--- What you are asked to do ---
Please reproduce the data below, swapping every "oblicza" for "wyznacza" and leaving everything else unchanged. Omit the pictures from your answer.
# Stored rows start
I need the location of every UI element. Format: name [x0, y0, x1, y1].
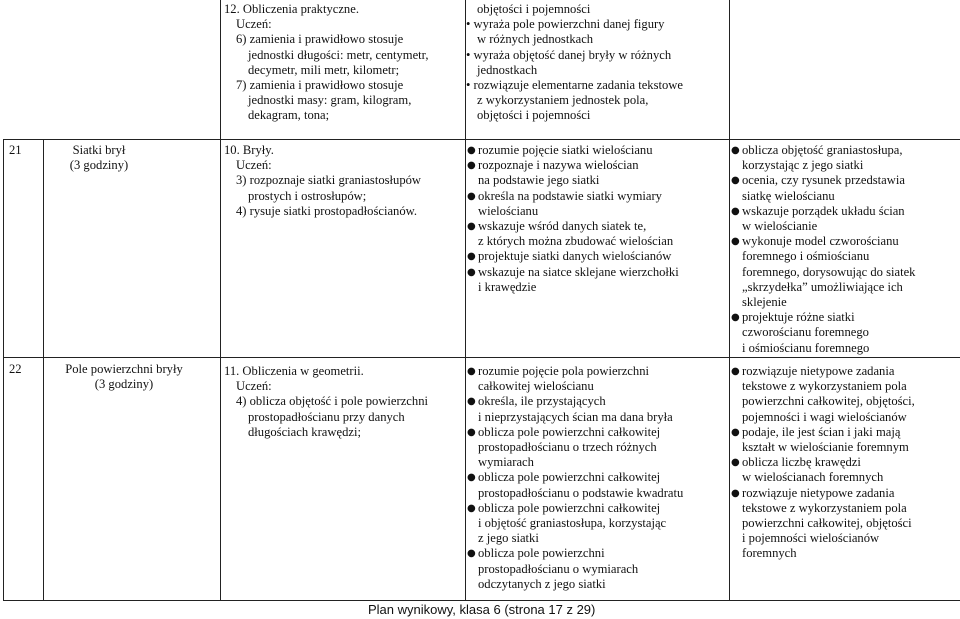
column-divider-topic	[43, 139, 44, 601]
list-item: ● wykonuje model czworościanu foremnego i ośmiościanu foremnego, dorysowując do siatek „skrzydełka” umożliwiające ich sklejenie	[731, 234, 916, 310]
list-item: ● rozumie pojęcie siatki wielościanu	[467, 143, 653, 157]
row-22-basic	[466, 364, 683, 592]
basic-line: objętości i pojemności	[477, 108, 591, 123]
row-21-basic	[466, 143, 679, 295]
content-line: dekagram, tona;	[248, 108, 330, 123]
row-21-content	[224, 143, 421, 219]
content-line: 10. Bryły.	[224, 143, 274, 157]
content-line: 3) rozpoznaje siatki graniastosłupów	[236, 173, 422, 188]
content-line: długościach krawędzi;	[248, 424, 361, 439]
row-22-topic	[49, 362, 199, 392]
list-item: ● wskazuje wśród danych siatek te, z których można zbudować wielościan	[467, 219, 674, 249]
list-item: ● oblicza objętość graniastosłupa, korzystając z jego siatki	[731, 143, 903, 173]
list-item: ● wskazuje porządek układu ścian w wielościanie	[731, 203, 905, 234]
list-item: ● rozwiązuje nietypowe zadania tekstowe z wykorzystaniem pola powierzchni całkowitej, objętości, pojemności i wagi wielościanów	[731, 364, 915, 424]
content-line: Uczeń:	[236, 17, 272, 32]
list-item: ● oblicza pole powierzchni prostopadłościanu o wymiarach odczytanych z jego siatki	[467, 546, 639, 591]
top-row-content-cell	[224, 2, 429, 124]
row-divider-bottom	[3, 600, 960, 601]
basic-line: w różnych jednostkach	[477, 32, 594, 47]
content-line: Uczeń:	[236, 158, 272, 173]
page-footer: Plan wynikowy, klasa 6 (strona 17 z 29)	[368, 602, 596, 617]
column-divider-content	[220, 0, 221, 601]
content-line: prostopadłościanu przy danych	[248, 409, 405, 424]
list-item: ● ocenia, czy rysunek przedstawia siatkę wielościanu	[731, 173, 905, 203]
content-line: 7) zamienia i prawidłowo stosuje	[236, 78, 404, 93]
row-21-extended	[730, 143, 915, 356]
lesson-number: 21	[9, 143, 22, 157]
list-item: ● określa, ile przystających i nieprzystających ścian ma dana bryła	[467, 394, 673, 424]
content-line: Uczeń:	[236, 379, 272, 394]
row-22-content	[224, 364, 428, 440]
list-item: ● rozwiązuje nietypowe zadania tekstowe z wykorzystaniem pola powierzchni całkowitej, objętości i pojemności wielościanów foremnych	[731, 485, 912, 561]
content-line: jednostki długości: metr, centymetr,	[248, 47, 429, 62]
content-line: jednostki masy: gram, kilogram,	[248, 93, 412, 108]
row-divider-top	[3, 139, 960, 140]
list-item: ● projektuje różne siatki czworościanu foremnego i ośmiościanu foremnego	[731, 310, 870, 355]
content-line: 11. Obliczenia w geometrii.	[224, 364, 364, 378]
content-line: prostych i ostrosłupów;	[248, 188, 367, 203]
content-line: decymetr, mili metr, kilometr;	[248, 62, 400, 77]
topic-title: Siatki brył	[72, 143, 126, 157]
content-line: 6) zamienia i prawidłowo stosuje	[236, 32, 404, 47]
content-line: 4) rysuje siatki prostopadłościanów.	[236, 203, 418, 218]
basic-line: • wyraża pole powierzchni danej figury	[466, 17, 665, 32]
top-row-basic-cell	[466, 2, 683, 124]
list-item: ● określa na podstawie siatki wymiary wielościanu	[467, 188, 662, 218]
content-line: 4) oblicza objętość i pole powierzchni	[236, 394, 428, 409]
row-21-number	[9, 143, 22, 158]
list-item: ● podaje, ile jest ścian i jaki mają kształt w wielościanie foremnym	[731, 424, 909, 455]
table-border-left	[3, 139, 4, 601]
list-item: ● oblicza pole powierzchni całkowitej prostopadłościanu o trzech różnych wymiarach	[467, 424, 661, 470]
row-21-topic	[49, 143, 149, 173]
row-divider-middle	[3, 357, 960, 358]
row-22-extended	[730, 364, 915, 562]
topic-hours: (3 godziny)	[69, 158, 129, 173]
content-line: 12. Obliczenia praktyczne.	[224, 2, 359, 16]
basic-line: • rozwiązuje elementarne zadania tekstowe	[466, 78, 683, 93]
list-item: ● projektuje siatki danych wielościanów	[467, 249, 672, 264]
list-item: ● oblicza pole powierzchni całkowitej i objętość graniastosłupa, korzystając z jego siatki	[467, 500, 667, 546]
list-item: ● oblicza pole powierzchni całkowitej prostopadłościanu o podstawie kwadratu	[467, 470, 684, 500]
lesson-number: 22	[9, 362, 22, 376]
list-item: ● oblicza liczbę krawędzi w wielościanach foremnych	[731, 455, 884, 485]
topic-title: Pole powierzchni bryły	[65, 362, 183, 376]
basic-line: jednostkach	[477, 62, 538, 77]
topic-hours: (3 godziny)	[94, 377, 154, 392]
list-item: ● rozpoznaje i nazywa wielościan na podstawie jego siatki	[467, 158, 639, 188]
list-item: ● rozumie pojęcie pola powierzchni całkowitej wielościanu	[467, 364, 649, 394]
list-item: ● wskazuje na siatce sklejane wierzchołki i krawędzie	[467, 264, 679, 294]
basic-line: • wyraża objętość danej bryły w różnych	[466, 47, 672, 62]
row-22-number	[9, 362, 22, 377]
basic-line: z wykorzystaniem jednostek pola,	[477, 93, 649, 108]
basic-line: objętości i pojemności	[477, 2, 591, 16]
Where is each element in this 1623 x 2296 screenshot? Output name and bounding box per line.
# Stored rows end
--- Exercise solution ---
I need the location of every UI element. Format: name [x0, y0, x1, y1].
column-divider-topic	[43, 139, 44, 601]
list-item: ● wykonuje model czworościanu foremnego i ośmiościanu foremnego, dorysowując do siatek „skrzydełka” umożliwiające ich sklejenie	[731, 234, 916, 310]
list-item: ● rozumie pojęcie siatki wielościanu	[467, 143, 653, 157]
row-22-basic	[466, 364, 683, 592]
basic-line: objętości i pojemności	[477, 108, 591, 123]
row-21-basic	[466, 143, 679, 295]
content-line: dekagram, tona;	[248, 108, 330, 123]
row-21-content	[224, 143, 421, 219]
content-line: 10. Bryły.	[224, 143, 274, 157]
content-line: 3) rozpoznaje siatki graniastosłupów	[236, 173, 422, 188]
content-line: długościach krawędzi;	[248, 424, 361, 439]
row-22-topic	[49, 362, 199, 392]
list-item: ● wskazuje wśród danych siatek te, z których można zbudować wielościan	[467, 219, 674, 249]
list-item: ● wyznacza objętość graniastosłupa, korzystając z jego siatki	[731, 143, 903, 173]
list-item: ● wskazuje porządek układu ścian w wielościanie	[731, 203, 905, 234]
list-item: ● rozwiązuje nietypowe zadania tekstowe z wykorzystaniem pola powierzchni całkowitej, objętości, pojemności i wagi wielościanów	[731, 364, 915, 424]
content-line: Uczeń:	[236, 17, 272, 32]
list-item: ● wyznacza pole powierzchni prostopadłościanu o wymiarach odczytanych z jego siatki	[467, 546, 639, 591]
top-row-content-cell	[224, 2, 429, 124]
row-divider-bottom	[3, 600, 960, 601]
basic-line: w różnych jednostkach	[477, 32, 594, 47]
content-line: Uczeń:	[236, 158, 272, 173]
page-footer: Plan wynikowy, klasa 6 (strona 17 z 29)	[368, 602, 596, 617]
column-divider-content	[220, 0, 221, 601]
content-line: prostopadłościanu przy danych	[248, 409, 405, 424]
list-item: ● ocenia, czy rysunek przedstawia siatkę wielościanu	[731, 173, 905, 203]
content-line: 7) zamienia i prawidłowo stosuje	[236, 78, 404, 93]
row-21-extended	[730, 143, 915, 356]
lesson-number: 21	[9, 143, 22, 157]
list-item: ● określa, ile przystających i nieprzystających ścian ma dana bryła	[467, 394, 673, 424]
content-line: Uczeń:	[236, 379, 272, 394]
row-22-content	[224, 364, 428, 440]
list-item: ● rozwiązuje nietypowe zadania tekstowe z wykorzystaniem pola powierzchni całkowitej, objętości i pojemności wielościanów foremnych	[731, 485, 912, 561]
content-line: jednostki długości: metr, centymetr,	[248, 47, 429, 62]
content-line: jednostki masy: gram, kilogram,	[248, 93, 412, 108]
row-divider-top	[3, 139, 960, 140]
list-item: ● projektuje różne siatki czworościanu foremnego i ośmiościanu foremnego	[731, 310, 870, 355]
content-line: 11. Obliczenia w geometrii.	[224, 364, 364, 378]
content-line: prostych i ostrosłupów;	[248, 188, 367, 203]
content-line: decymetr, mili metr, kilometr;	[248, 62, 400, 77]
topic-title: Siatki brył	[72, 143, 126, 157]
content-line: 6) zamienia i prawidłowo stosuje	[236, 32, 404, 47]
content-line: 4) rysuje siatki prostopadłościanów.	[236, 203, 418, 218]
basic-line: • wyraża pole powierzchni danej figury	[466, 17, 665, 32]
top-row-basic-cell	[466, 2, 683, 124]
list-item: ● określa na podstawie siatki wymiary wielościanu	[467, 188, 662, 218]
content-line: 4) wyznacza objętość i pole powierzchni	[236, 394, 428, 409]
row-21-number	[9, 143, 22, 158]
list-item: ● podaje, ile jest ścian i jaki mają kształt w wielościanie foremnym	[731, 424, 909, 455]
table-border-left	[3, 139, 4, 601]
list-item: ● wyznacza pole powierzchni całkowitej prostopadłościanu o trzech różnych wymiarach	[467, 424, 661, 470]
row-21-topic	[49, 143, 149, 173]
row-divider-middle	[3, 357, 960, 358]
row-22-extended	[730, 364, 915, 562]
topic-hours: (3 godziny)	[69, 158, 129, 173]
content-line: 12. Obliczenia praktyczne.	[224, 2, 359, 16]
basic-line: • rozwiązuje elementarne zadania tekstowe	[466, 78, 683, 93]
list-item: ● projektuje siatki danych wielościanów	[467, 249, 672, 264]
list-item: ● wyznacza pole powierzchni całkowitej i objętość graniastosłupa, korzystając z jego siatki	[467, 500, 667, 546]
list-item: ● wyznacza pole powierzchni całkowitej prostopadłościanu o podstawie kwadratu	[467, 470, 684, 500]
lesson-number: 22	[9, 362, 22, 376]
list-item: ● wyznacza liczbę krawędzi w wielościanach foremnych	[731, 455, 884, 485]
topic-title: Pole powierzchni bryły	[65, 362, 183, 376]
basic-line: jednostkach	[477, 62, 538, 77]
topic-hours: (3 godziny)	[94, 377, 154, 392]
list-item: ● rozpoznaje i nazywa wielościan na podstawie jego siatki	[467, 158, 639, 188]
list-item: ● rozumie pojęcie pola powierzchni całkowitej wielościanu	[467, 364, 649, 394]
list-item: ● wskazuje na siatce sklejane wierzchołki i krawędzie	[467, 264, 679, 294]
basic-line: • wyraża objętość danej bryły w różnych	[466, 47, 672, 62]
row-22-number	[9, 362, 22, 377]
basic-line: z wykorzystaniem jednostek pola,	[477, 93, 649, 108]
basic-line: objętości i pojemności	[477, 2, 591, 16]
Where is each element in this 1623 x 2296 screenshot? Output name and bounding box per line.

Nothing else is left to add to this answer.